• _What is expected_
Extract the listing in its entirety, keeping each line identical to the original.

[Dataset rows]
+++++
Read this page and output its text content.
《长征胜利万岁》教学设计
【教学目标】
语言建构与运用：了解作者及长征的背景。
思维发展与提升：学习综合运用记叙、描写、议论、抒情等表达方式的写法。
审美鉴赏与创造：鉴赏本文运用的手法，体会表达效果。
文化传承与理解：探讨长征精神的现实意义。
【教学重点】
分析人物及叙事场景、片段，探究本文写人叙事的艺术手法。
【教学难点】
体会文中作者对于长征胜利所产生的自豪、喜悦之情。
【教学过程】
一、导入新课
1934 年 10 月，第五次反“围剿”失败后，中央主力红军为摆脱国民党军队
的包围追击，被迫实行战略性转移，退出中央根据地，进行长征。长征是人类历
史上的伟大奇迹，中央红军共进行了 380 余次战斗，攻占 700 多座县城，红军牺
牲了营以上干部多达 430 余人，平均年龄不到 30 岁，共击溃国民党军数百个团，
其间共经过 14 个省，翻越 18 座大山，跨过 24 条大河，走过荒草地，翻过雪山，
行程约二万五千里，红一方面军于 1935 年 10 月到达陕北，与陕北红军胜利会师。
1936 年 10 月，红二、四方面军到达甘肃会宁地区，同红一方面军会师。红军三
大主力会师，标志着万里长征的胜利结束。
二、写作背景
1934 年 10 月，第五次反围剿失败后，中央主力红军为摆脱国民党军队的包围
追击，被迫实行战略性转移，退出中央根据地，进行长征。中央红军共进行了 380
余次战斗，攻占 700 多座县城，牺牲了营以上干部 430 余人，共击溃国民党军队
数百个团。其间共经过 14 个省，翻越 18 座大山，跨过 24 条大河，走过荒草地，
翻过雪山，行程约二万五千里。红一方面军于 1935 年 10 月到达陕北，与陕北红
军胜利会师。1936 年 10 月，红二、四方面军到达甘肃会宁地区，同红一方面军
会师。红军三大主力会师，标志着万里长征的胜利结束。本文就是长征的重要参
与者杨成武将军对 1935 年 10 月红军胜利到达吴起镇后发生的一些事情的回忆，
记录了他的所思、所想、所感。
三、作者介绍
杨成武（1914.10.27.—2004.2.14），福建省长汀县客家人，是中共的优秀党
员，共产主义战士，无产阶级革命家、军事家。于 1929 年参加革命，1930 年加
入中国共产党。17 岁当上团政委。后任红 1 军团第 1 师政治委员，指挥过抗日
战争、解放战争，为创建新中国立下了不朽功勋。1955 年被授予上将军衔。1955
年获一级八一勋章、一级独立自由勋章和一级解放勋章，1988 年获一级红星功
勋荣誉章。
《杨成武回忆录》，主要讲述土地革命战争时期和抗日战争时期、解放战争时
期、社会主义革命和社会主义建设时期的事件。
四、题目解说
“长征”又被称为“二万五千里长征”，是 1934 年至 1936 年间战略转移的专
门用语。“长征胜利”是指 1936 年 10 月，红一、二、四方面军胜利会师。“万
+++++
• _The output_
Read this page and output its text content.
《长征胜利万岁》教学设计
【教学目标】
语言建构与运用：了解作者及长征的背景。
思维发展与提升：学习综合运用记叙、描写、议论、抒情等表达方式的写法。
审美鉴赏与创造：鉴赏本文运用的手法，体会表达效果。
文化传承与理解：探讨长征精神的现实意义。
【教学重点】
分析人物及叙事场景、片段，探究本文写人叙事的艺术手法。
【教学难点】
体会文中作者对于长征胜利所产生的自豪、喜悦之情。
【教学过程】
一、导入新课
1934 年 10 月，第五次反“围剿”失败后，中央主力红军为摆脱国民党军队
的包围追击，被迫实行战略性转移，退出中央根据地，进行长征。长征是人类历
史上的伟大奇迹，中央红军共进行了 380 余次战斗，攻占 700 多座县城，红军牺
牲了营以上干部多达 430 余人，平均年龄不到 30 岁，共击溃国民党军数百个团，
其间共经过 14 个省，翻越 18 座大山，跨过 24 条大河，走过荒草地，翻过雪山，
行程约二万五千里，红一方面军于 1935 年 10 月到达陕北，与陕北红军胜利会师。
1936 年 10 月，红二、四方面军到达甘肃会宁地区，同红一方面军会师。红军三
大主力会师，标志着万里长征的胜利结束。
二、写作背景
1934 年 10 月，第五次反围剿失败后，中央主力红军为摆脱国民党军队的包围
追击，被迫实行战略性转移，退出中央根据地，进行长征。中央红军共进行了 380
余次战斗，攻占 700 多座县城，牺牲了营以上干部 430 余人，共击溃国民党军队
数百个团。其间共经过 14 个省，翻越 18 座大山，跨过 24 条大河，走过荒草地，
翻过雪山，行程约二万五千里。红一方面军于 1935 年 10 月到达陕北，与陕北红
军胜利会师。1936 年 10 月，红二、四方面军到达甘肃会宁地区，同红一方面军
会师。红军三大主力会师，标志着万里长征的胜利结束。本文就是长征的重要参
与者杨成武将军对 1935 年 10 月红军胜利到达吴起镇后发生的一些事情的回忆，
记录了他的所思、所想、所感。
三、作者介绍
杨成武（1914.10.27.—2004.2.14），福建省长汀县客家人，是中共的优秀党
员，共产主义战士，无产阶级革命家、军事家。于 1929 年参加革命，1930 年加
入中国共产党。17 岁当上团政委。后任红 1 军团第 1 师政治委员，指挥过抗日
战争、解放战争，为创建新中国立下了不朽功勋。1955 年被授予上将军衔。1955
年获一级八一勋章、一级独立自由勋章和一级解放勋章，1988 年获一级红星功
勋荣誉章。
《杨成武回忆录》，主要讲述土地革命战争时期和抗日战争时期、解放战争时
期、社会主义革命和社会主义建设时期的事件。
四、题目解说
“长征”又被称为“二万五千里长征”，是 1934 年至 1936 年间战略转移的专
门用语。“长征胜利”是指 1936 年 10 月，红一、二、四方面军胜利会师。“万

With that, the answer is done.